**WHAT NEEDS TO BE DONE**
Write the data out again, character for character, with no images.

==============================

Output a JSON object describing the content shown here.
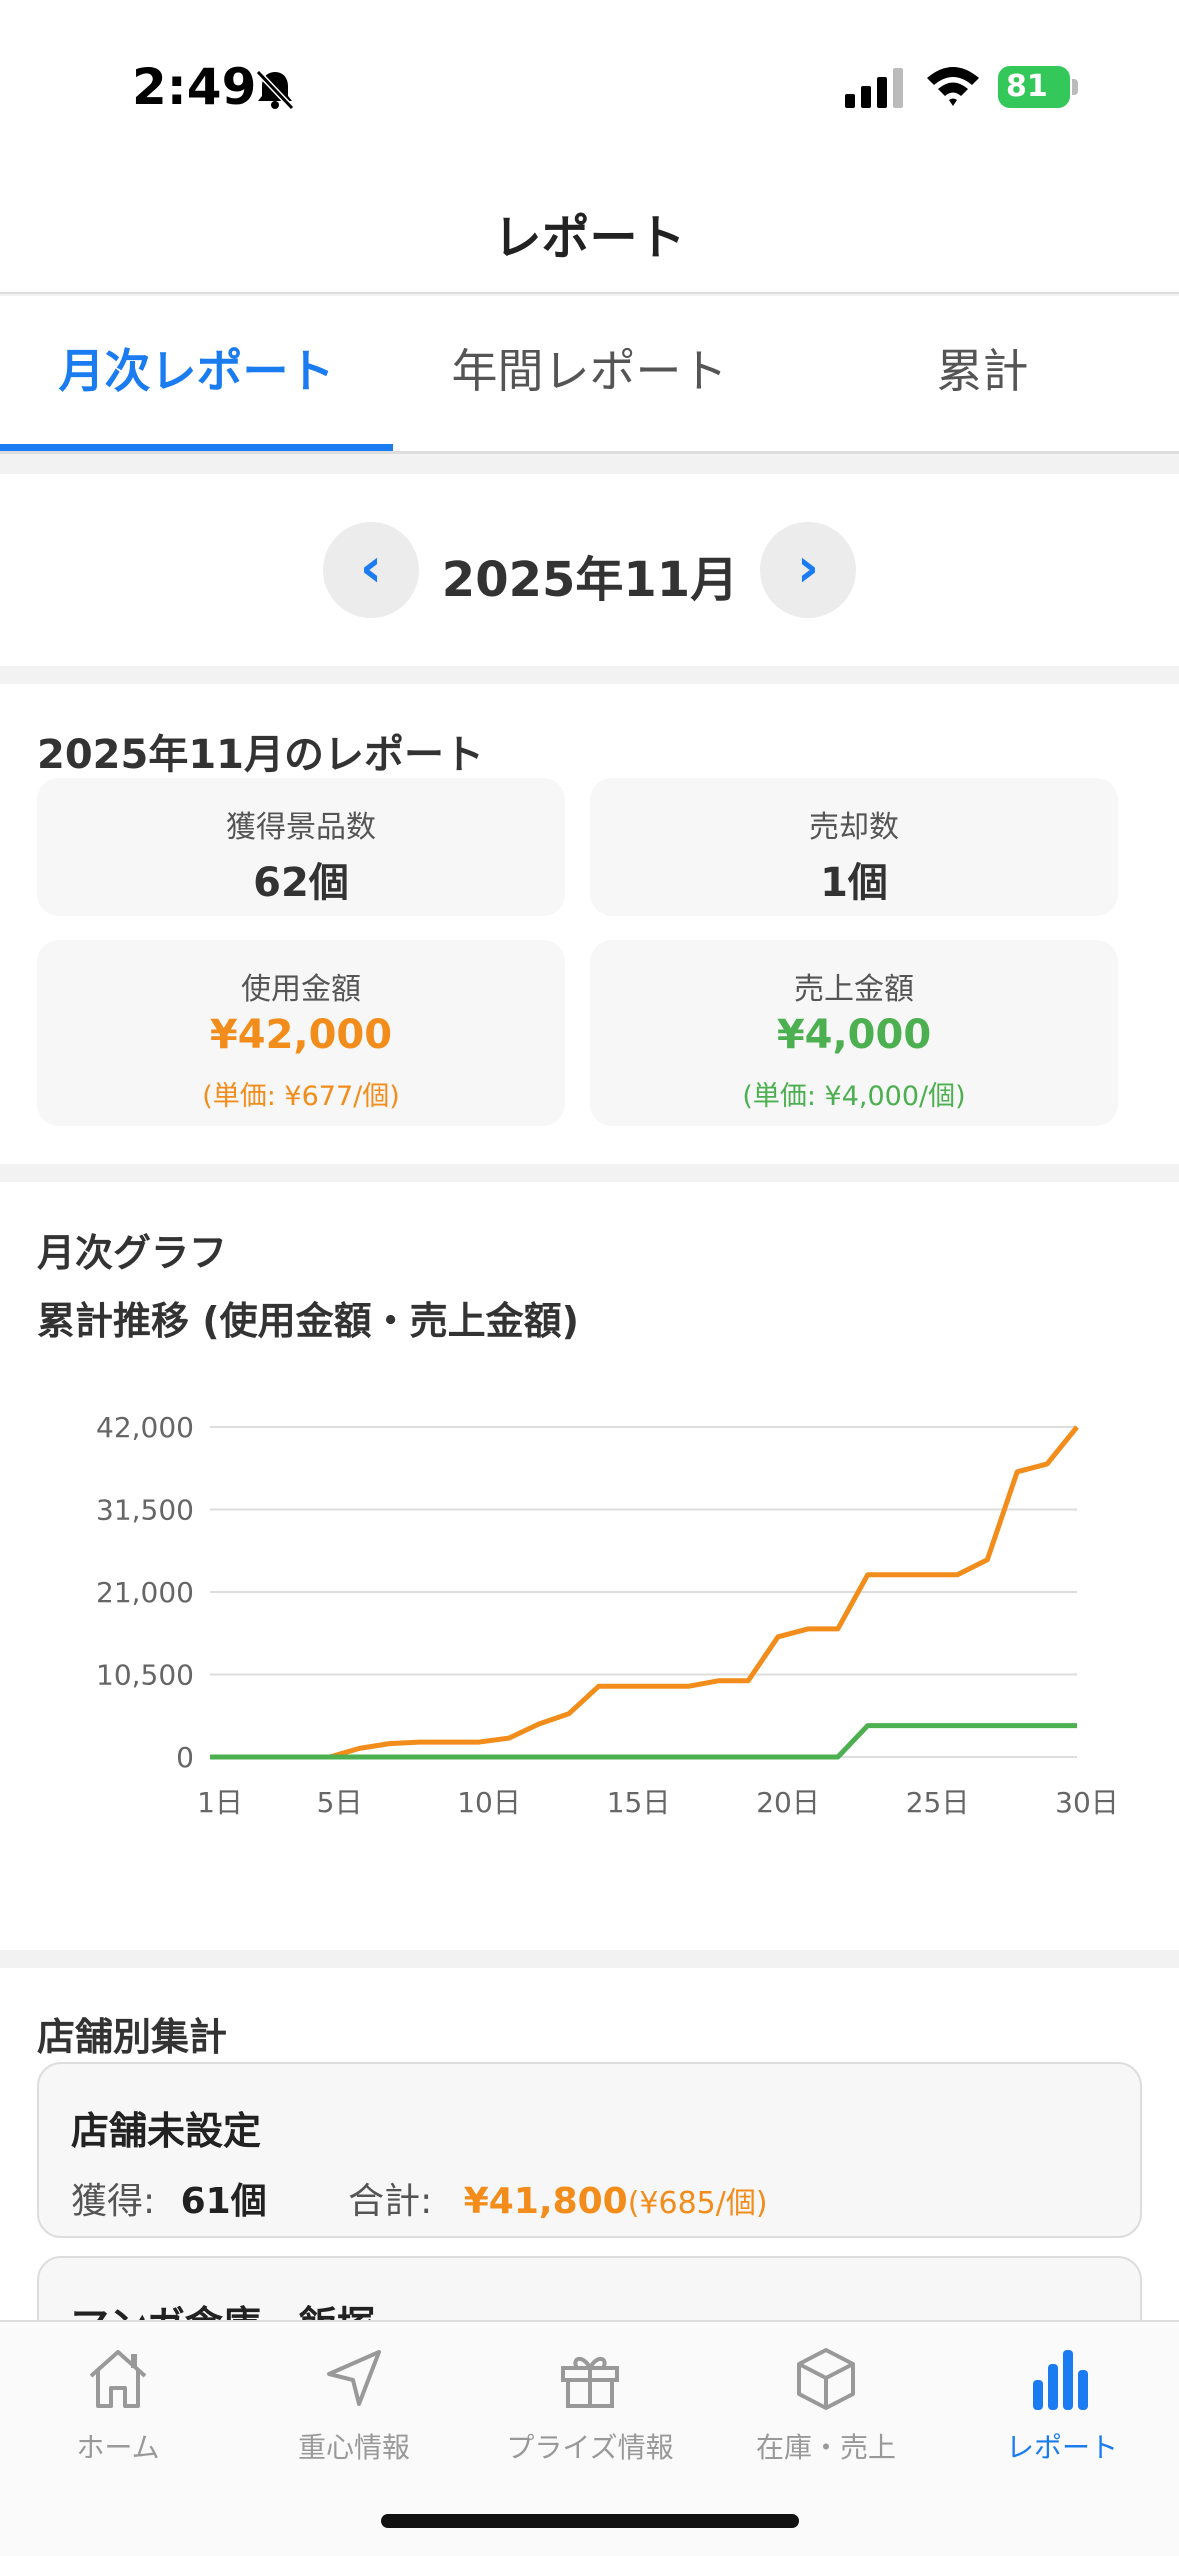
{
  "status": {
    "time": "2:49",
    "battery": "81"
  },
  "nav": {
    "title": "レポート"
  },
  "tabs": [
    {
      "label": "月次レポート",
      "active": true
    },
    {
      "label": "年間レポート",
      "active": false
    },
    {
      "label": "累計",
      "active": false
    }
  ],
  "month": {
    "prev": "‹",
    "label": "2025年11月",
    "next": "›"
  },
  "summary": {
    "title": "2025年11月のレポート",
    "prizes_label": "獲得景品数",
    "prizes_value": "62個",
    "sold_label": "売却数",
    "sold_value": "1個",
    "spent_label": "使用金額",
    "spent_value": "¥42,000",
    "spent_unit": "(単価: ¥677/個)",
    "sales_label": "売上金額",
    "sales_value": "¥4,000",
    "sales_unit": "(単価: ¥4,000/個)"
  },
  "graph": {
    "title": "月次グラフ",
    "subtitle": "累計推移 (使用金額・売上金額)"
  },
  "chart_data": {
    "type": "line",
    "title": "累計推移 (使用金額・売上金額)",
    "x": [
      1,
      2,
      3,
      4,
      5,
      6,
      7,
      8,
      9,
      10,
      11,
      12,
      13,
      14,
      15,
      16,
      17,
      18,
      19,
      20,
      21,
      22,
      23,
      24,
      25,
      26,
      27,
      28,
      29,
      30
    ],
    "x_ticks": [
      "1日",
      "5日",
      "10日",
      "15日",
      "20日",
      "25日",
      "30日"
    ],
    "x_tick_values": [
      1,
      5,
      10,
      15,
      20,
      25,
      30
    ],
    "y_ticks": [
      "0",
      "10,500",
      "21,000",
      "31,500",
      "42,000"
    ],
    "ylim": [
      0,
      42000
    ],
    "grid": true,
    "legend": "none",
    "series": [
      {
        "color": "#f28c1b",
        "values": [
          0,
          0,
          0,
          0,
          0,
          1100,
          1700,
          1900,
          1900,
          1900,
          2400,
          4200,
          5500,
          9000,
          9000,
          9000,
          9000,
          9700,
          9700,
          15300,
          16300,
          16300,
          23200,
          23200,
          23200,
          23200,
          25100,
          36300,
          37300,
          42000
        ]
      },
      {
        "color": "#4caf50",
        "values": [
          0,
          0,
          0,
          0,
          0,
          0,
          0,
          0,
          0,
          0,
          0,
          0,
          0,
          0,
          0,
          0,
          0,
          0,
          0,
          0,
          0,
          0,
          4000,
          4000,
          4000,
          4000,
          4000,
          4000,
          4000,
          4000
        ]
      }
    ]
  },
  "stores": {
    "title": "店舗別集計",
    "items": [
      {
        "name": "店舗未設定",
        "acquired_label": "獲得:",
        "acquired_value": "61個",
        "total_label": "合計:",
        "total_value": "¥41,800",
        "unit": "(¥685/個)"
      },
      {
        "name": "マンガ倉庫　飯塚"
      }
    ]
  },
  "tabbar": [
    {
      "label": "ホーム",
      "icon": "home-icon"
    },
    {
      "label": "重心情報",
      "icon": "navigation-arrow-icon"
    },
    {
      "label": "プライズ情報",
      "icon": "gift-icon"
    },
    {
      "label": "在庫・売上",
      "icon": "box-icon"
    },
    {
      "label": "レポート",
      "icon": "bar-chart-icon",
      "active": true
    }
  ]
}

==============================

**RESPONSE TO THIS TASK**
Output a JSON object describing the content shown here.
{
  "status": {
    "time": "2:49",
    "battery": "81"
  },
  "nav": {
    "title": "レポート"
  },
  "tabs": [
    {
      "label": "月次レポート",
      "active": true
    },
    {
      "label": "年間レポート",
      "active": false
    },
    {
      "label": "累計",
      "active": false
    }
  ],
  "month": {
    "prev": "‹",
    "label": "2025年11月",
    "next": "›"
  },
  "summary": {
    "title": "2025年11月のレポート",
    "prizes_label": "獲得景品数",
    "prizes_value": "62個",
    "sold_label": "売却数",
    "sold_value": "1個",
    "spent_label": "使用金額",
    "spent_value": "¥42,000",
    "spent_unit": "(単価: ¥677/個)",
    "sales_label": "売上金額",
    "sales_value": "¥4,000",
    "sales_unit": "(単価: ¥4,000/個)"
  },
  "graph": {
    "title": "月次グラフ",
    "subtitle": "累計推移 (使用金額・売上金額)"
  },
  "chart_data": {
    "type": "line",
    "title": "累計推移 (使用金額・売上金額)",
    "x": [
      1,
      2,
      3,
      4,
      5,
      6,
      7,
      8,
      9,
      10,
      11,
      12,
      13,
      14,
      15,
      16,
      17,
      18,
      19,
      20,
      21,
      22,
      23,
      24,
      25,
      26,
      27,
      28,
      29,
      30
    ],
    "x_ticks": [
      "1日",
      "5日",
      "10日",
      "15日",
      "20日",
      "25日",
      "30日"
    ],
    "x_tick_values": [
      1,
      5,
      10,
      15,
      20,
      25,
      30
    ],
    "y_ticks": [
      "0",
      "10,500",
      "21,000",
      "31,500",
      "42,000"
    ],
    "ylim": [
      0,
      42000
    ],
    "grid": true,
    "legend": "none",
    "series": [
      {
        "color": "#f28c1b",
        "values": [
          0,
          0,
          0,
          0,
          0,
          1100,
          1700,
          1900,
          1900,
          1900,
          2400,
          4200,
          5500,
          9000,
          9000,
          9000,
          9000,
          9700,
          9700,
          15300,
          16300,
          16300,
          23200,
          23200,
          23200,
          23200,
          25100,
          36300,
          37300,
          42000
        ]
      },
      {
        "color": "#4caf50",
        "values": [
          0,
          0,
          0,
          0,
          0,
          0,
          0,
          0,
          0,
          0,
          0,
          0,
          0,
          0,
          0,
          0,
          0,
          0,
          0,
          0,
          0,
          0,
          4000,
          4000,
          4000,
          4000,
          4000,
          4000,
          4000,
          4000
        ]
      }
    ]
  },
  "stores": {
    "title": "店舗別集計",
    "items": [
      {
        "name": "店舗未設定",
        "acquired_label": "獲得:",
        "acquired_value": "61個",
        "total_label": "合計:",
        "total_value": "¥41,800",
        "unit": "(¥685/個)"
      },
      {
        "name": "マンガ倉庫　飯塚"
      }
    ]
  },
  "tabbar": [
    {
      "label": "ホーム",
      "icon": "home-icon"
    },
    {
      "label": "重心情報",
      "icon": "navigation-arrow-icon"
    },
    {
      "label": "プライズ情報",
      "icon": "gift-icon"
    },
    {
      "label": "在庫・売上",
      "icon": "box-icon"
    },
    {
      "label": "レポート",
      "icon": "bar-chart-icon",
      "active": true
    }
  ]
}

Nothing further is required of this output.